Lines containing the string "relation" are to be collected in full.
--- begin Entries provided ---
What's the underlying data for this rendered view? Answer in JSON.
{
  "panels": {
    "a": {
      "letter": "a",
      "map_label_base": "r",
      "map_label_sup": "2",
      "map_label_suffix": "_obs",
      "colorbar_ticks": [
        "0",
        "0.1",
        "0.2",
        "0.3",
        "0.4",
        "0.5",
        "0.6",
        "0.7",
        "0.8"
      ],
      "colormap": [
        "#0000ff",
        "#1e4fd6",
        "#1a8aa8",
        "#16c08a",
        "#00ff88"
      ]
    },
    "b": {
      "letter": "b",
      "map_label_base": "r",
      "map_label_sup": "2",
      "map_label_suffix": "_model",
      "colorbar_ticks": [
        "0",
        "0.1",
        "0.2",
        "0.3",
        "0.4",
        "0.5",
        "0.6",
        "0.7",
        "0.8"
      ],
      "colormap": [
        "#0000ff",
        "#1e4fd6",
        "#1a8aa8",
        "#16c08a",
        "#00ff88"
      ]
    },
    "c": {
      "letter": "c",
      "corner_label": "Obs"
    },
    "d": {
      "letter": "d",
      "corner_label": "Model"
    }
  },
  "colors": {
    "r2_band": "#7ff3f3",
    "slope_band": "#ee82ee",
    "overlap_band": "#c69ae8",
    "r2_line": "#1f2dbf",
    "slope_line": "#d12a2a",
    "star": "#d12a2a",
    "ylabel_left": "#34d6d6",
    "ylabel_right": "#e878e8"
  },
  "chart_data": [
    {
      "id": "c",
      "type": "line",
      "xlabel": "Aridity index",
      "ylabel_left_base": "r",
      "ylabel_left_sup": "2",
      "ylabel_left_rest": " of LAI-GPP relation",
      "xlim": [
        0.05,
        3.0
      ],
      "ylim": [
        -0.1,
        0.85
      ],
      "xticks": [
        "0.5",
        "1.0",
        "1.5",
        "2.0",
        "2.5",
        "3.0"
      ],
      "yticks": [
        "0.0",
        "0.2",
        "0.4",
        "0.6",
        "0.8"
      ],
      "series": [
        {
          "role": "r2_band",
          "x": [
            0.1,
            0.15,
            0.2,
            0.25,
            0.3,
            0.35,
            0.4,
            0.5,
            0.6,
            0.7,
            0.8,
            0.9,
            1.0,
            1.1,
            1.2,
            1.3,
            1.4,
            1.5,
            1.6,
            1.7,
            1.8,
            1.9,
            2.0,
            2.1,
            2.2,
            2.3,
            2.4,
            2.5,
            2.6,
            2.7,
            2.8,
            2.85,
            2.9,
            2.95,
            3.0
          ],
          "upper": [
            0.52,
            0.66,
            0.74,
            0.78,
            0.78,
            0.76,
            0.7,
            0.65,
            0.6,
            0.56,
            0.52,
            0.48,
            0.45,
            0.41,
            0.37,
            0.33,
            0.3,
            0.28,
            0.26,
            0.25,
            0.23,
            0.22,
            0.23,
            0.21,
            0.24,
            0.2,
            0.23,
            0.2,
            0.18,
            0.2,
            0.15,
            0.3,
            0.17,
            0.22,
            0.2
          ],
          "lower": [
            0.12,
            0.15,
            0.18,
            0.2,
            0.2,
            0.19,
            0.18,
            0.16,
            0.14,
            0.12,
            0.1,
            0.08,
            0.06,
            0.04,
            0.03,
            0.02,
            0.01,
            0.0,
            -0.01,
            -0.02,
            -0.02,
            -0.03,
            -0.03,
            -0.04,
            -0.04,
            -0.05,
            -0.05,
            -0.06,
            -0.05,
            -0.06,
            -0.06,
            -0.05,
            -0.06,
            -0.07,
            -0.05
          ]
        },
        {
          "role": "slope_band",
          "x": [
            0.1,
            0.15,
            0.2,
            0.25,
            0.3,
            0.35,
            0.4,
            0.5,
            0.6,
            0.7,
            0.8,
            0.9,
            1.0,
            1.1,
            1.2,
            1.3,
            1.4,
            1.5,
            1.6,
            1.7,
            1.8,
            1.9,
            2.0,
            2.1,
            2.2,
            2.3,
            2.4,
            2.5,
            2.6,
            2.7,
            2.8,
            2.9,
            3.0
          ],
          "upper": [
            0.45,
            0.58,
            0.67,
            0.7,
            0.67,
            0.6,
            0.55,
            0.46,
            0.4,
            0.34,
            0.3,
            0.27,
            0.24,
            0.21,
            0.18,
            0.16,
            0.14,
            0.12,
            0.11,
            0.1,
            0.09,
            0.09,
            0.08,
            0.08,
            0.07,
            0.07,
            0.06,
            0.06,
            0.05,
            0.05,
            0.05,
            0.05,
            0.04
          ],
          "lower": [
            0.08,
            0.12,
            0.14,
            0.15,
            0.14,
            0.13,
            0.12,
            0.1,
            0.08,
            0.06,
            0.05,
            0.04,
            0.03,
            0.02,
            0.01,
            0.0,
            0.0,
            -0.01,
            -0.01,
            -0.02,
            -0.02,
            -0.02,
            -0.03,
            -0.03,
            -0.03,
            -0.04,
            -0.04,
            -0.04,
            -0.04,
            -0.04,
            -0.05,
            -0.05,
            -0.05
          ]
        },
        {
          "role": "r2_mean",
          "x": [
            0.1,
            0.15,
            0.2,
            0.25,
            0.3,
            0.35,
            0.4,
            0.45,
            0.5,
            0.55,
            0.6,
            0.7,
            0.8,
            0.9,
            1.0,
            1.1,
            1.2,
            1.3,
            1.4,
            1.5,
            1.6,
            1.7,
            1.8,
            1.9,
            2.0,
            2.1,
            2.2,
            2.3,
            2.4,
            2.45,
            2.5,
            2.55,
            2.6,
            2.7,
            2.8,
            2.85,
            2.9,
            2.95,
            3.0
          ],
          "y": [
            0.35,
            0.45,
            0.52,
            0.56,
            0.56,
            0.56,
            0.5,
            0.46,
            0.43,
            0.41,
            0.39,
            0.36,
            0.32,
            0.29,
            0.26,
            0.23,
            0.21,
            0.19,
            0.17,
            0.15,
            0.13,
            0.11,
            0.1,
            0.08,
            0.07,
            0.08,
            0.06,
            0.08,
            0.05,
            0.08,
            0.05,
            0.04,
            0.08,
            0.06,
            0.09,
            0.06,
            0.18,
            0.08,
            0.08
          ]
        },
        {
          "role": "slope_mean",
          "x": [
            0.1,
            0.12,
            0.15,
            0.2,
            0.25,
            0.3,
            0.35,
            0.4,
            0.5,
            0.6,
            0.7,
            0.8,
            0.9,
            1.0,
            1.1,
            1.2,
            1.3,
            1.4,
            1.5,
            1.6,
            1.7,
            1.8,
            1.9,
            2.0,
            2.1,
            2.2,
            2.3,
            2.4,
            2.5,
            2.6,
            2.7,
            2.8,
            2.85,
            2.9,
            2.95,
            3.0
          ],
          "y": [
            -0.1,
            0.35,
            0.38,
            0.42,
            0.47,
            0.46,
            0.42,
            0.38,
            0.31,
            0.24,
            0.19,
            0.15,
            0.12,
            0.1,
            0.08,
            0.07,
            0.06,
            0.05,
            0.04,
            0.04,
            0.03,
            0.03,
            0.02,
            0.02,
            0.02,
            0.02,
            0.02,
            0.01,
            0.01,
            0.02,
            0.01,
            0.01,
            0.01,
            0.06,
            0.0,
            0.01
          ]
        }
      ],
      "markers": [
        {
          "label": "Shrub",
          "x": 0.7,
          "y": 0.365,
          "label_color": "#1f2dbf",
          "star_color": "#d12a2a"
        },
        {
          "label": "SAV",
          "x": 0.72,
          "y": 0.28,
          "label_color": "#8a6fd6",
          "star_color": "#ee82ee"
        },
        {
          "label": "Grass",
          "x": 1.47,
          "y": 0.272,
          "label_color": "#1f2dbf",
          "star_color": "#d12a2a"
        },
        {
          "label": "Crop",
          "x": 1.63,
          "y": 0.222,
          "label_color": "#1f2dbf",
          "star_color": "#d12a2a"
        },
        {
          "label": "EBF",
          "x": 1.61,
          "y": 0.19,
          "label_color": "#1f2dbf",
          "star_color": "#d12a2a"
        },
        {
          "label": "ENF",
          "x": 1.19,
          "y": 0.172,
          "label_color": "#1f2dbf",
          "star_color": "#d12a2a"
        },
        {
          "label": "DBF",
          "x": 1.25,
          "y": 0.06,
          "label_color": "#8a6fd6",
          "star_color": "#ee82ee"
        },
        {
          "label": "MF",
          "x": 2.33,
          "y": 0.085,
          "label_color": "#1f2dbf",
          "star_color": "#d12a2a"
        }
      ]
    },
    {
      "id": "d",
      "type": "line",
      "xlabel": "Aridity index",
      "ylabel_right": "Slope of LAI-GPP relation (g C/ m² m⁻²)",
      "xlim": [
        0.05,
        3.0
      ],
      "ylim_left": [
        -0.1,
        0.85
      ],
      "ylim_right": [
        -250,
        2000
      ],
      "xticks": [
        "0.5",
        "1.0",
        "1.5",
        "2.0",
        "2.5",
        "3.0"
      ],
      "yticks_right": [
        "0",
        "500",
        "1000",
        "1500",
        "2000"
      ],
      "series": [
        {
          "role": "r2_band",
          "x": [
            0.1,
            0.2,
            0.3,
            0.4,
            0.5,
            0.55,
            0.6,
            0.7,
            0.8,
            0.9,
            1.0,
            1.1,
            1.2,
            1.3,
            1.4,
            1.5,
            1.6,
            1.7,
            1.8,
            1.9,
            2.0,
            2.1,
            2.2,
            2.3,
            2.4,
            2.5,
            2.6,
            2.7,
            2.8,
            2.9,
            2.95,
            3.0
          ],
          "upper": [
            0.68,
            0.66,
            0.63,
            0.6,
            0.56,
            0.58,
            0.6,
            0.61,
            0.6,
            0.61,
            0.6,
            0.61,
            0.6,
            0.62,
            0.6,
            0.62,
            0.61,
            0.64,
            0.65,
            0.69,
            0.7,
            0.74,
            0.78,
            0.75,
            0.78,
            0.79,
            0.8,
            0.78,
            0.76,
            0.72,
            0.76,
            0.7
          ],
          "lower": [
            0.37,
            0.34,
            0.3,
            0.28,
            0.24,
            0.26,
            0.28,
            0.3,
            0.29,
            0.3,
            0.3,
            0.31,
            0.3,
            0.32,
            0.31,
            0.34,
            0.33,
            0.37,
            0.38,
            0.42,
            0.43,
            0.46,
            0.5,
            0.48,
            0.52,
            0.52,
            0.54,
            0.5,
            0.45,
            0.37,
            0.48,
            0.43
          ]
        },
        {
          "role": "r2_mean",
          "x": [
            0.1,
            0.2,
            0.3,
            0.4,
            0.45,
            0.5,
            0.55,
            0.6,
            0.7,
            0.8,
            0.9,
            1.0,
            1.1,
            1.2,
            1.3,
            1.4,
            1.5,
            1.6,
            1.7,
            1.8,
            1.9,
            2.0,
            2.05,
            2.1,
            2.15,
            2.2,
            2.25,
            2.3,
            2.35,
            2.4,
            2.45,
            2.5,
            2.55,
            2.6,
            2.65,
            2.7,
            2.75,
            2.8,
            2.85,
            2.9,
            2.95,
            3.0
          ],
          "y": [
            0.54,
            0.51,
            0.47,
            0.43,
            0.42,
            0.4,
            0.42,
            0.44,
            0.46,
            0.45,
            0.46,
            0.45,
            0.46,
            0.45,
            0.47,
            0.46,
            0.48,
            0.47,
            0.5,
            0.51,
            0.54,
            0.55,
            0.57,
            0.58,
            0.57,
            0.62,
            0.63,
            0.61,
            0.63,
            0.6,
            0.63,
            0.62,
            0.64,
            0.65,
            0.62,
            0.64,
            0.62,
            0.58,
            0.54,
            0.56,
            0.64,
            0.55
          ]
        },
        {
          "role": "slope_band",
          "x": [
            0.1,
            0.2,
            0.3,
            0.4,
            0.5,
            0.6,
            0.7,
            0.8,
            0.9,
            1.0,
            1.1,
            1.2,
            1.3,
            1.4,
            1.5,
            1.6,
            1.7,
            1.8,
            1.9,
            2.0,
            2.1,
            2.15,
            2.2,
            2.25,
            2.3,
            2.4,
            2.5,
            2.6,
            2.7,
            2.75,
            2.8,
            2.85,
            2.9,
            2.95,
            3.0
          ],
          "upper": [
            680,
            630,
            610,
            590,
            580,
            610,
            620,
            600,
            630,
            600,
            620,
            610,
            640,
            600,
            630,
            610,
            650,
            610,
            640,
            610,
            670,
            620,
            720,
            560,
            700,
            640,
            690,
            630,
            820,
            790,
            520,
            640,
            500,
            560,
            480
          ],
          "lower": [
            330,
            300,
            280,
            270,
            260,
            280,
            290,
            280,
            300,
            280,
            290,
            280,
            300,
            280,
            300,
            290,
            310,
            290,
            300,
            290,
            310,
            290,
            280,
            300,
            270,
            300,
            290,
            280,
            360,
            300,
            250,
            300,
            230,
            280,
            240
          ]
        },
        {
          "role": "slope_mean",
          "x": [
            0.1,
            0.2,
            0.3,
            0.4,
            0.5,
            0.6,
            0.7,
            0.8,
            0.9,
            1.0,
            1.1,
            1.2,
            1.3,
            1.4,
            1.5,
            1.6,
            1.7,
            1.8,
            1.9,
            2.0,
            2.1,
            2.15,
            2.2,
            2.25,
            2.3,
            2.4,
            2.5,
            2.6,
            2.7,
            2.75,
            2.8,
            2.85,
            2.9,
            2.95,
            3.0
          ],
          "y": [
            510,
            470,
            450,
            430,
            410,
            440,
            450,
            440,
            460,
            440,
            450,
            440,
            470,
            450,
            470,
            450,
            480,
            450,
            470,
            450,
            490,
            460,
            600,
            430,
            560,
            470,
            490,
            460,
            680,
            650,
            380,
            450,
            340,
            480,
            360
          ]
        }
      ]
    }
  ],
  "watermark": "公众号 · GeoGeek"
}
--- end Entries provided ---
Written solution →
      "ylabel_left_rest": " of LAI-GPP relation",
      "ylabel_right": "Slope of LAI-GPP relation (g C/ m² m⁻²)",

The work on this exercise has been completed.